-- START OF Provided material --
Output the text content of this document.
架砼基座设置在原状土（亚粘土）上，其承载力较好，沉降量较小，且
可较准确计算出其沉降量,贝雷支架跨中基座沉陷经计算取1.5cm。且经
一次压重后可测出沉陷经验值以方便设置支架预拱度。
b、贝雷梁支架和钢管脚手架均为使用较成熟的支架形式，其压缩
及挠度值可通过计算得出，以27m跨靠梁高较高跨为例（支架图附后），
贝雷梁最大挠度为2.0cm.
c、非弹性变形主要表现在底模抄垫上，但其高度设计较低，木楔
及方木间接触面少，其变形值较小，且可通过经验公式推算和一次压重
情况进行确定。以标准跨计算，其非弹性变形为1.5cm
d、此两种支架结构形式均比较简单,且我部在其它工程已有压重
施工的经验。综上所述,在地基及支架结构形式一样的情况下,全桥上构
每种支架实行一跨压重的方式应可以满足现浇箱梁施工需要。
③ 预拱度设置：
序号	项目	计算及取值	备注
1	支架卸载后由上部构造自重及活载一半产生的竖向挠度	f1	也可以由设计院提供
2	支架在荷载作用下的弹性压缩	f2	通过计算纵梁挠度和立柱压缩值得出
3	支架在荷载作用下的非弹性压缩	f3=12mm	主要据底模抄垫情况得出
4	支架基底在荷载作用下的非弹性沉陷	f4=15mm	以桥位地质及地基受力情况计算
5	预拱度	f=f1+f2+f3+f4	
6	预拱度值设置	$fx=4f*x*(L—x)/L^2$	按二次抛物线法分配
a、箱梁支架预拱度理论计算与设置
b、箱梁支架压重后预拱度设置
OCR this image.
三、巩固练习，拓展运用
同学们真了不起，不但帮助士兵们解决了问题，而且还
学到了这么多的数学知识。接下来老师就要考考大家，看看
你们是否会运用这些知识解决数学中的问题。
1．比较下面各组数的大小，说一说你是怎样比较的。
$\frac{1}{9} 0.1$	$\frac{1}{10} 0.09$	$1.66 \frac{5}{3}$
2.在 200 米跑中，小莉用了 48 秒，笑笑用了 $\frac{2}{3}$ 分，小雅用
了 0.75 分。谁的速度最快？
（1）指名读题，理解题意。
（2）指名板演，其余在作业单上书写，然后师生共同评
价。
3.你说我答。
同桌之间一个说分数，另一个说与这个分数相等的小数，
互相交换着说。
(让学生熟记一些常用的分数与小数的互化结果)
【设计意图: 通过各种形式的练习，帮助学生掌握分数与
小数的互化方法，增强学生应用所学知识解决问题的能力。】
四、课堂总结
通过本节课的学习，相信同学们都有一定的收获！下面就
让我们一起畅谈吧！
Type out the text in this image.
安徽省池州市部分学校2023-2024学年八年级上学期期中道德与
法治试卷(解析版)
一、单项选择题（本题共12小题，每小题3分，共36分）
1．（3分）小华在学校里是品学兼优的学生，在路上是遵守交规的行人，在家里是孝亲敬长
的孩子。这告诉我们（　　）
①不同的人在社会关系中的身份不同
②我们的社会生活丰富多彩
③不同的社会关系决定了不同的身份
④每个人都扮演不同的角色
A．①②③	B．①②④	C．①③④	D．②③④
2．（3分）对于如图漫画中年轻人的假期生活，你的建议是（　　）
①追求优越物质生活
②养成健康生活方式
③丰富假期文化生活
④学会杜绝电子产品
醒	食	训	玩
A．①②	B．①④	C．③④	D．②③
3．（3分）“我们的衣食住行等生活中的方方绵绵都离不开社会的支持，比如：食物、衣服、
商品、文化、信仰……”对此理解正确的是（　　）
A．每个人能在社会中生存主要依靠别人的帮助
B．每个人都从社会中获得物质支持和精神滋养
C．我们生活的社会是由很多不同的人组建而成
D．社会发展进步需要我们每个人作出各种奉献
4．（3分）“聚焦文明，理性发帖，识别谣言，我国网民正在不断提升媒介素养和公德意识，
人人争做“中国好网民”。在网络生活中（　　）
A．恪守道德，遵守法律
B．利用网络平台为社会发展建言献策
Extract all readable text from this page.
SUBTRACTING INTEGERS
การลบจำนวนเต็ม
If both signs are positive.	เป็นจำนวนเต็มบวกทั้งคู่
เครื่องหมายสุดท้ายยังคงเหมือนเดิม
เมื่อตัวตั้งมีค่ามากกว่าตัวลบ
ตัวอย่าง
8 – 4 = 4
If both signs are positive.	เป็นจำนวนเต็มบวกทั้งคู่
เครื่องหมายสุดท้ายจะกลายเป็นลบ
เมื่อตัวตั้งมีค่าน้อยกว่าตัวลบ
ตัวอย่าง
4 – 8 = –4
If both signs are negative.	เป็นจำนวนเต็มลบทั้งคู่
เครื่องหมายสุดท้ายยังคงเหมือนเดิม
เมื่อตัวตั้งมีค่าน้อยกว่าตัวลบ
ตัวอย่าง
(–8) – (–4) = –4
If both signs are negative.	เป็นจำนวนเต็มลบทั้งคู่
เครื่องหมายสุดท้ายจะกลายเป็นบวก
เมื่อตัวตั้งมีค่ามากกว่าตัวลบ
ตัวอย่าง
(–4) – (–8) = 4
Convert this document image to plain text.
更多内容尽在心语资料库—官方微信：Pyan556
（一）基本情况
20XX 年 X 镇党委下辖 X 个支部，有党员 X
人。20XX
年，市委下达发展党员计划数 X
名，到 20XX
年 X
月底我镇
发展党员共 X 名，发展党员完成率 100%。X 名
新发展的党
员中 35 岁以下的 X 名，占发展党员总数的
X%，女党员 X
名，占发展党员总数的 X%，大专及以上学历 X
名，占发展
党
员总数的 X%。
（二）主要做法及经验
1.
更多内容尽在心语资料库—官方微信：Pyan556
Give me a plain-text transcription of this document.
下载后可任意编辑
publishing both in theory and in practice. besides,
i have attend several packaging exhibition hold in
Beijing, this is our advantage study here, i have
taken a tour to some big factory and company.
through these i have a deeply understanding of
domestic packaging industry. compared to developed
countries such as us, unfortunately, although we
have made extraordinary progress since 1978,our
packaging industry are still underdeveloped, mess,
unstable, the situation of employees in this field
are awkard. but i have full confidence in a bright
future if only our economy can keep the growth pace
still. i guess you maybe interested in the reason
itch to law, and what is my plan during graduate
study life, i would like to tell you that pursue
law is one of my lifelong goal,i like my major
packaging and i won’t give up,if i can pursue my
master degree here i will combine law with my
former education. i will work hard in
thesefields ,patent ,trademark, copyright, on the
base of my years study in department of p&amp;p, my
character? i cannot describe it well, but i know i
-- END OF Provided material --
Write the entire listing out again, word for word.

Output the text content of this document.
架砼基座设置在原状土（亚粘土）上，其承载力较好，沉降量较小，且
可较准确计算出其沉降量,贝雷支架跨中基座沉陷经计算取1.5cm。且经
一次压重后可测出沉陷经验值以方便设置支架预拱度。
b、贝雷梁支架和钢管脚手架均为使用较成熟的支架形式，其压缩
及挠度值可通过计算得出，以27m跨靠梁高较高跨为例（支架图附后），
贝雷梁最大挠度为2.0cm.
c、非弹性变形主要表现在底模抄垫上，但其高度设计较低，木楔
及方木间接触面少，其变形值较小，且可通过经验公式推算和一次压重
情况进行确定。以标准跨计算，其非弹性变形为1.5cm
d、此两种支架结构形式均比较简单,且我部在其它工程已有压重
施工的经验。综上所述,在地基及支架结构形式一样的情况下,全桥上构
每种支架实行一跨压重的方式应可以满足现浇箱梁施工需要。
③ 预拱度设置：
序号	项目	计算及取值	备注
1	支架卸载后由上部构造自重及活载一半产生的竖向挠度	f1	也可以由设计院提供
2	支架在荷载作用下的弹性压缩	f2	通过计算纵梁挠度和立柱压缩值得出
3	支架在荷载作用下的非弹性压缩	f3=12mm	主要据底模抄垫情况得出
4	支架基底在荷载作用下的非弹性沉陷	f4=15mm	以桥位地质及地基受力情况计算
5	预拱度	f=f1+f2+f3+f4	
6	预拱度值设置	$fx=4f*x*(L—x)/L^2$	按二次抛物线法分配
a、箱梁支架预拱度理论计算与设置
b、箱梁支架压重后预拱度设置
OCR this image.
三、巩固练习，拓展运用
同学们真了不起，不但帮助士兵们解决了问题，而且还
学到了这么多的数学知识。接下来老师就要考考大家，看看
你们是否会运用这些知识解决数学中的问题。
1．比较下面各组数的大小，说一说你是怎样比较的。
$\frac{1}{9} 0.1$	$\frac{1}{10} 0.09$	$1.66 \frac{5}{3}$
2.在 200 米跑中，小莉用了 48 秒，笑笑用了 $\frac{2}{3}$ 分，小雅用
了 0.75 分。谁的速度最快？
（1）指名读题，理解题意。
（2）指名板演，其余在作业单上书写，然后师生共同评
价。
3.你说我答。
同桌之间一个说分数，另一个说与这个分数相等的小数，
互相交换着说。
(让学生熟记一些常用的分数与小数的互化结果)
【设计意图: 通过各种形式的练习，帮助学生掌握分数与
小数的互化方法，增强学生应用所学知识解决问题的能力。】
四、课堂总结
通过本节课的学习，相信同学们都有一定的收获！下面就
让我们一起畅谈吧！
Type out the text in this image.
安徽省池州市部分学校2023-2024学年八年级上学期期中道德与
法治试卷(解析版)
一、单项选择题（本题共12小题，每小题3分，共36分）
1．（3分）小华在学校里是品学兼优的学生，在路上是遵守交规的行人，在家里是孝亲敬长
的孩子。这告诉我们（　　）
①不同的人在社会关系中的身份不同
②我们的社会生活丰富多彩
③不同的社会关系决定了不同的身份
④每个人都扮演不同的角色
A．①②③	B．①②④	C．①③④	D．②③④
2．（3分）对于如图漫画中年轻人的假期生活，你的建议是（　　）
①追求优越物质生活
②养成健康生活方式
③丰富假期文化生活
④学会杜绝电子产品
醒	食	训	玩
A．①②	B．①④	C．③④	D．②③
3．（3分）“我们的衣食住行等生活中的方方绵绵都离不开社会的支持，比如：食物、衣服、
商品、文化、信仰……”对此理解正确的是（　　）
A．每个人能在社会中生存主要依靠别人的帮助
B．每个人都从社会中获得物质支持和精神滋养
C．我们生活的社会是由很多不同的人组建而成
D．社会发展进步需要我们每个人作出各种奉献
4．（3分）“聚焦文明，理性发帖，识别谣言，我国网民正在不断提升媒介素养和公德意识，
人人争做“中国好网民”。在网络生活中（　　）
A．恪守道德，遵守法律
B．利用网络平台为社会发展建言献策
Extract all readable text from this page.
SUBTRACTING INTEGERS
การลบจำนวนเต็ม
If both signs are positive.	เป็นจำนวนเต็มบวกทั้งคู่
เครื่องหมายสุดท้ายยังคงเหมือนเดิม
เมื่อตัวตั้งมีค่ามากกว่าตัวลบ
ตัวอย่าง
8 – 4 = 4
If both signs are positive.	เป็นจำนวนเต็มบวกทั้งคู่
เครื่องหมายสุดท้ายจะกลายเป็นลบ
เมื่อตัวตั้งมีค่าน้อยกว่าตัวลบ
ตัวอย่าง
4 – 8 = –4
If both signs are negative.	เป็นจำนวนเต็มลบทั้งคู่
เครื่องหมายสุดท้ายยังคงเหมือนเดิม
เมื่อตัวตั้งมีค่าน้อยกว่าตัวลบ
ตัวอย่าง
(–8) – (–4) = –4
If both signs are negative.	เป็นจำนวนเต็มลบทั้งคู่
เครื่องหมายสุดท้ายจะกลายเป็นบวก
เมื่อตัวตั้งมีค่ามากกว่าตัวลบ
ตัวอย่าง
(–4) – (–8) = 4
Convert this document image to plain text.
更多内容尽在心语资料库—官方微信：Pyan556
（一）基本情况
20XX 年 X 镇党委下辖 X 个支部，有党员 X
人。20XX
年，市委下达发展党员计划数 X
名，到 20XX
年 X
月底我镇
发展党员共 X 名，发展党员完成率 100%。X 名
新发展的党
员中 35 岁以下的 X 名，占发展党员总数的
X%，女党员 X
名，占发展党员总数的 X%，大专及以上学历 X
名，占发展
党
员总数的 X%。
（二）主要做法及经验
1.
更多内容尽在心语资料库—官方微信：Pyan556
Give me a plain-text transcription of this document.
下载后可任意编辑
publishing both in theory and in practice. besides,
i have attend several packaging exhibition hold in
Beijing, this is our advantage study here, i have
taken a tour to some big factory and company.
through these i have a deeply understanding of
domestic packaging industry. compared to developed
countries such as us, unfortunately, although we
have made extraordinary progress since 1978,our
packaging industry are still underdeveloped, mess,
unstable, the situation of employees in this field
are awkard. but i have full confidence in a bright
future if only our economy can keep the growth pace
still. i guess you maybe interested in the reason
itch to law, and what is my plan during graduate
study life, i would like to tell you that pursue
law is one of my lifelong goal,i like my major
packaging and i won’t give up,if i can pursue my
master degree here i will combine law with my
former education. i will work hard in
thesefields ,patent ,trademark, copyright, on the
base of my years study in department of p&amp;p, my
character? i cannot describe it well, but i know i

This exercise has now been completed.